### Task description
Output every line exactly as written. Leave out pictures.

Saved entries:
-=-=-
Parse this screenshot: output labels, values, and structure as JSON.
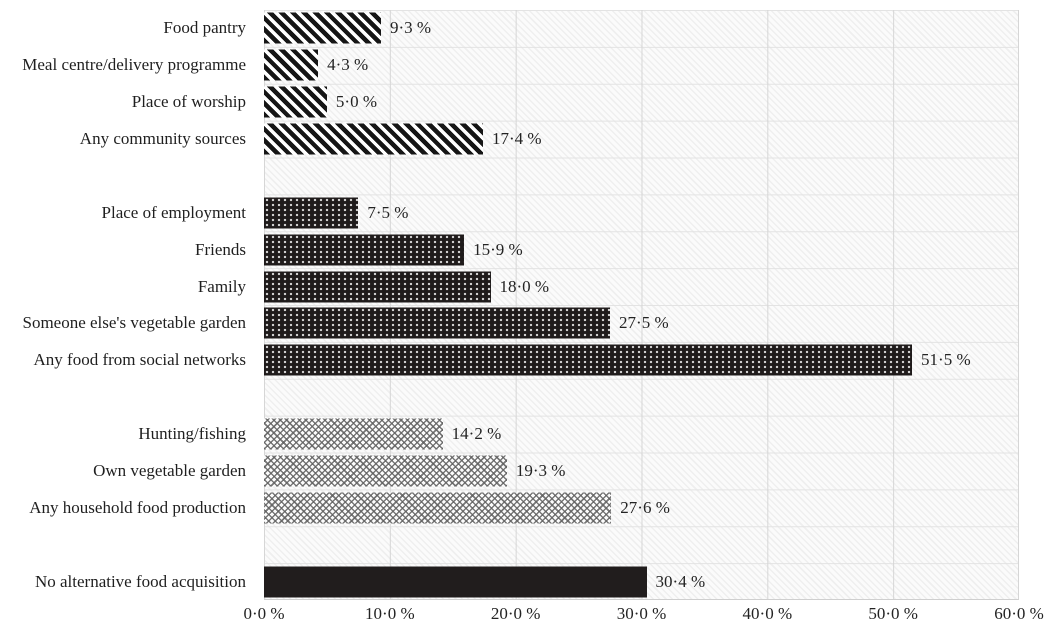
{
  "figure": {
    "background": "#ffffff",
    "text_color": "#1f1f1f",
    "gridline_vertical_color": "#d6d6d6",
    "gridline_horizontal_color": "#e3e3e3"
  },
  "chart_data": {
    "type": "bar",
    "orientation": "horizontal",
    "title": "",
    "xlabel": "",
    "ylabel": "",
    "xlim": [
      0,
      60
    ],
    "x_tick_step": 10,
    "grid": true,
    "legend_position": "none",
    "x_ticks": [
      {
        "value": 0,
        "label": "0·0 %"
      },
      {
        "value": 10,
        "label": "10·0 %"
      },
      {
        "value": 20,
        "label": "20·0 %"
      },
      {
        "value": 30,
        "label": "30·0 %"
      },
      {
        "value": 40,
        "label": "40·0 %"
      },
      {
        "value": 50,
        "label": "50·0 %"
      },
      {
        "value": 60,
        "label": "60·0 %"
      }
    ],
    "groups": {
      "community": {
        "pattern": "diagonal-stripes",
        "fg": "#161616",
        "bg": "#ffffff"
      },
      "social": {
        "pattern": "white-dots-on-dark",
        "fg": "#ffffff",
        "bg": "#1f1b1b"
      },
      "household": {
        "pattern": "herringbone-gray",
        "fg": "#606060",
        "bg": "#fcfcfc"
      },
      "none": {
        "pattern": "solid-black",
        "fg": "#211d1d",
        "bg": "#211d1d"
      }
    },
    "rows": [
      {
        "label": "Food pantry",
        "value": 9.3,
        "value_label": "9·3 %",
        "group": "community"
      },
      {
        "label": "Meal centre/delivery programme",
        "value": 4.3,
        "value_label": "4·3 %",
        "group": "community"
      },
      {
        "label": "Place of worship",
        "value": 5.0,
        "value_label": "5·0 %",
        "group": "community"
      },
      {
        "label": "Any community sources",
        "value": 17.4,
        "value_label": "17·4 %",
        "group": "community"
      },
      {
        "spacer": true
      },
      {
        "label": "Place of employment",
        "value": 7.5,
        "value_label": "7·5 %",
        "group": "social"
      },
      {
        "label": "Friends",
        "value": 15.9,
        "value_label": "15·9 %",
        "group": "social"
      },
      {
        "label": "Family",
        "value": 18.0,
        "value_label": "18·0 %",
        "group": "social"
      },
      {
        "label": "Someone else's vegetable garden",
        "value": 27.5,
        "value_label": "27·5 %",
        "group": "social"
      },
      {
        "label": "Any food from social networks",
        "value": 51.5,
        "value_label": "51·5 %",
        "group": "social"
      },
      {
        "spacer": true
      },
      {
        "label": "Hunting/fishing",
        "value": 14.2,
        "value_label": "14·2 %",
        "group": "household"
      },
      {
        "label": "Own vegetable garden",
        "value": 19.3,
        "value_label": "19·3 %",
        "group": "household"
      },
      {
        "label": "Any household food production",
        "value": 27.6,
        "value_label": "27·6 %",
        "group": "household"
      },
      {
        "spacer": true
      },
      {
        "label": "No alternative food acquisition",
        "value": 30.4,
        "value_label": "30·4 %",
        "group": "none"
      }
    ]
  }
}
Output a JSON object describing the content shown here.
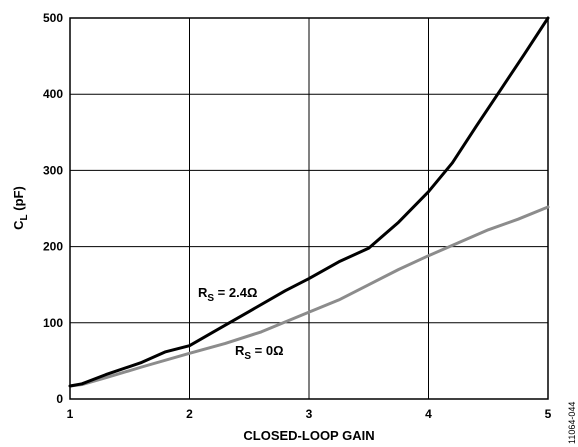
{
  "chart_data": {
    "type": "line",
    "xlabel": "CLOSED-LOOP GAIN",
    "ylabel_main": "C",
    "ylabel_sub": "L",
    "ylabel_unit": " (pF)",
    "xlim": [
      1,
      5
    ],
    "ylim": [
      0,
      500
    ],
    "x_ticks": [
      1,
      2,
      3,
      4,
      5
    ],
    "y_ticks": [
      0,
      100,
      200,
      300,
      400,
      500
    ],
    "grid": true,
    "series": [
      {
        "label_main": "R",
        "label_sub": "S",
        "label_value": " = 2.4Ω",
        "color": "#000000",
        "x": [
          1.0,
          1.1,
          1.3,
          1.6,
          1.8,
          2.0,
          2.2,
          2.5,
          2.8,
          3.0,
          3.25,
          3.5,
          3.75,
          4.0,
          4.2,
          4.4,
          4.6,
          4.8,
          5.0
        ],
        "y": [
          17,
          20,
          32,
          48,
          62,
          70,
          88,
          115,
          142,
          158,
          180,
          198,
          232,
          272,
          310,
          358,
          405,
          452,
          500
        ]
      },
      {
        "label_main": "R",
        "label_sub": "S",
        "label_value": " = 0Ω",
        "color": "#8c8c8c",
        "x": [
          1.0,
          1.1,
          1.3,
          1.6,
          2.0,
          2.3,
          2.6,
          3.0,
          3.25,
          3.5,
          3.75,
          4.0,
          4.25,
          4.5,
          4.75,
          5.0
        ],
        "y": [
          17,
          19,
          28,
          42,
          60,
          73,
          88,
          114,
          130,
          150,
          170,
          188,
          205,
          222,
          236,
          252
        ]
      }
    ]
  },
  "figure_id": "11064-044"
}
-=-=-
### Output
Parse this screenshot: output labels, values, and structure as JSON.
{
  "figure": {
    "background": "#ffffff",
    "text_color": "#1f1f1f",
    "gridline_vertical_color": "#d6d6d6",
    "gridline_horizontal_color": "#e3e3e3"
  },
  "chart_data": {
    "type": "bar",
    "orientation": "horizontal",
    "title": "",
    "xlabel": "",
    "ylabel": "",
    "xlim": [
      0,
      60
    ],
    "x_tick_step": 10,
    "grid": true,
    "legend_position": "none",
    "x_ticks": [
      {
        "value": 0,
        "label": "0·0 %"
      },
      {
        "value": 10,
        "label": "10·0 %"
      },
      {
        "value": 20,
        "label": "20·0 %"
      },
      {
        "value": 30,
        "label": "30·0 %"
      },
      {
        "value": 40,
        "label": "40·0 %"
      },
      {
        "value": 50,
        "label": "50·0 %"
      },
      {
        "value": 60,
        "label": "60·0 %"
      }
    ],
    "groups": {
      "community": {
        "pattern": "diagonal-stripes",
        "fg": "#161616",
        "bg": "#ffffff"
      },
      "social": {
        "pattern": "white-dots-on-dark",
        "fg": "#ffffff",
        "bg": "#1f1b1b"
      },
      "household": {
        "pattern": "herringbone-gray",
        "fg": "#606060",
        "bg": "#fcfcfc"
      },
      "none": {
        "pattern": "solid-black",
        "fg": "#211d1d",
        "bg": "#211d1d"
      }
    },
    "rows": [
      {
        "label": "Food pantry",
        "value": 9.3,
        "value_label": "9·3 %",
        "group": "community"
      },
      {
        "label": "Meal centre/delivery programme",
        "value": 4.3,
        "value_label": "4·3 %",
        "group": "community"
      },
      {
        "label": "Place of worship",
        "value": 5.0,
        "value_label": "5·0 %",
        "group": "community"
      },
      {
        "label": "Any community sources",
        "value": 17.4,
        "value_label": "17·4 %",
        "group": "community"
      },
      {
        "spacer": true
      },
      {
        "label": "Place of employment",
        "value": 7.5,
        "value_label": "7·5 %",
        "group": "social"
      },
      {
        "label": "Friends",
        "value": 15.9,
        "value_label": "15·9 %",
        "group": "social"
      },
      {
        "label": "Family",
        "value": 18.0,
        "value_label": "18·0 %",
        "group": "social"
      },
      {
        "label": "Someone else's vegetable garden",
        "value": 27.5,
        "value_label": "27·5 %",
        "group": "social"
      },
      {
        "label": "Any food from social networks",
        "value": 51.5,
        "value_label": "51·5 %",
        "group": "social"
      },
      {
        "spacer": true
      },
      {
        "label": "Hunting/fishing",
        "value": 14.2,
        "value_label": "14·2 %",
        "group": "household"
      },
      {
        "label": "Own vegetable garden",
        "value": 19.3,
        "value_label": "19·3 %",
        "group": "household"
      },
      {
        "label": "Any household food production",
        "value": 27.6,
        "value_label": "27·6 %",
        "group": "household"
      },
      {
        "spacer": true
      },
      {
        "label": "No alternative food acquisition",
        "value": 30.4,
        "value_label": "30·4 %",
        "group": "none"
      }
    ]
  }
}
Output a JSON object describing the content shown here.
{
  "chart_data": {
    "type": "line",
    "xlabel": "CLOSED-LOOP GAIN",
    "ylabel_main": "C",
    "ylabel_sub": "L",
    "ylabel_unit": " (pF)",
    "xlim": [
      1,
      5
    ],
    "ylim": [
      0,
      500
    ],
    "x_ticks": [
      1,
      2,
      3,
      4,
      5
    ],
    "y_ticks": [
      0,
      100,
      200,
      300,
      400,
      500
    ],
    "grid": true,
    "series": [
      {
        "label_main": "R",
        "label_sub": "S",
        "label_value": " = 2.4Ω",
        "color": "#000000",
        "x": [
          1.0,
          1.1,
          1.3,
          1.6,
          1.8,
          2.0,
          2.2,
          2.5,
          2.8,
          3.0,
          3.25,
          3.5,
          3.75,
          4.0,
          4.2,
          4.4,
          4.6,
          4.8,
          5.0
        ],
        "y": [
          17,
          20,
          32,
          48,
          62,
          70,
          88,
          115,
          142,
          158,
          180,
          198,
          232,
          272,
          310,
          358,
          405,
          452,
          500
        ]
      },
      {
        "label_main": "R",
        "label_sub": "S",
        "label_value": " = 0Ω",
        "color": "#8c8c8c",
        "x": [
          1.0,
          1.1,
          1.3,
          1.6,
          2.0,
          2.3,
          2.6,
          3.0,
          3.25,
          3.5,
          3.75,
          4.0,
          4.25,
          4.5,
          4.75,
          5.0
        ],
        "y": [
          17,
          19,
          28,
          42,
          60,
          73,
          88,
          114,
          130,
          150,
          170,
          188,
          205,
          222,
          236,
          252
        ]
      }
    ]
  },
  "figure_id": "11064-044"
}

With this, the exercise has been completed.